What to work on
Look through the data below. Show each line where the string "YEAR" occurs.

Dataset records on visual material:

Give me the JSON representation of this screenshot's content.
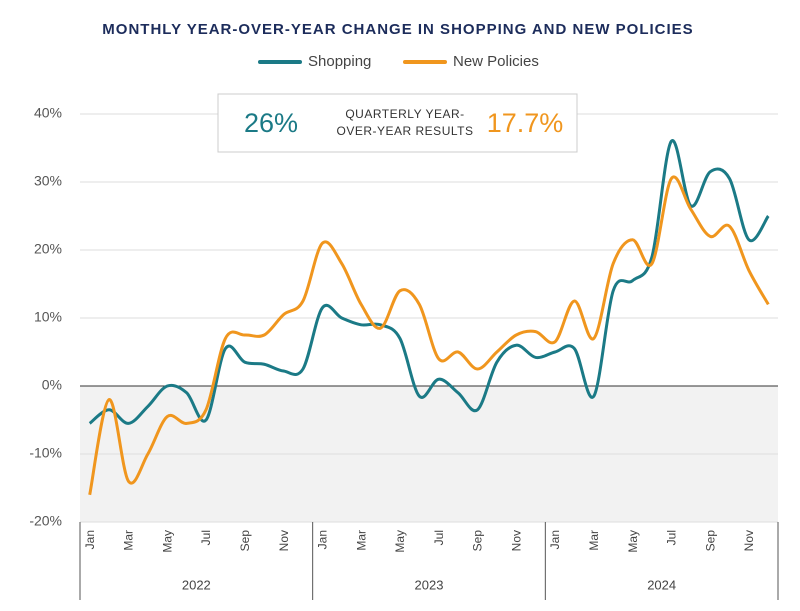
{
  "chart_data": {
    "type": "line",
    "title": "MONTHLY YEAR-OVER-YEAR CHANGE IN SHOPPING AND NEW POLICIES",
    "categories": [
      "Jan",
      null,
      "Mar",
      null,
      "May",
      null,
      "Jul",
      null,
      "Sep",
      null,
      "Nov",
      null,
      "Jan",
      null,
      "Mar",
      null,
      "May",
      null,
      "Jul",
      null,
      "Sep",
      null,
      "Nov",
      null,
      "Jan",
      null,
      "Mar",
      null,
      "May",
      null,
      "Jul",
      null,
      "Sep",
      null,
      "Nov",
      null
    ],
    "x_groups": [
      "2022",
      "2023",
      "2024"
    ],
    "series": [
      {
        "name": "Shopping",
        "color": "#1b7a86",
        "values": [
          -5.5,
          -3.5,
          -5.5,
          -3,
          0,
          -1,
          -5,
          5.5,
          3.5,
          3.2,
          2.2,
          2.5,
          11.5,
          10,
          9,
          9,
          7,
          -1.5,
          1,
          -1,
          -3.5,
          3.5,
          6,
          4.2,
          5,
          5.5,
          -1.5,
          14,
          15.5,
          19,
          36,
          26.5,
          31.5,
          30.5,
          21.5,
          25
        ]
      },
      {
        "name": "New Policies",
        "color": "#f0961e",
        "values": [
          -16,
          -2,
          -14,
          -10,
          -4.5,
          -5.5,
          -3.5,
          7,
          7.5,
          7.5,
          10.5,
          12.5,
          21,
          18,
          12,
          8.5,
          14,
          12,
          4,
          5,
          2.5,
          5,
          7.5,
          8,
          6.5,
          12.5,
          7,
          18,
          21.5,
          18,
          30.5,
          26,
          22,
          23.5,
          17,
          12
        ]
      }
    ],
    "ylim": [
      -20,
      40
    ],
    "yticks": [
      {
        "value": -20,
        "label": "-20%"
      },
      {
        "value": -10,
        "label": "-10%"
      },
      {
        "value": 0,
        "label": "0%"
      },
      {
        "value": 10,
        "label": "10%"
      },
      {
        "value": 20,
        "label": "20%"
      },
      {
        "value": 30,
        "label": "30%"
      },
      {
        "value": 40,
        "label": "40%"
      }
    ],
    "grid": true,
    "annotation": {
      "left": "26%",
      "lines": [
        "QUARTERLY YEAR-",
        "OVER-YEAR RESULTS"
      ],
      "right": "17.7%"
    }
  }
}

Answer to the problem
    "title": "MONTHLY YEAR-OVER-YEAR CHANGE IN SHOPPING AND NEW POLICIES",
        "QUARTERLY YEAR-",
        "OVER-YEAR RESULTS"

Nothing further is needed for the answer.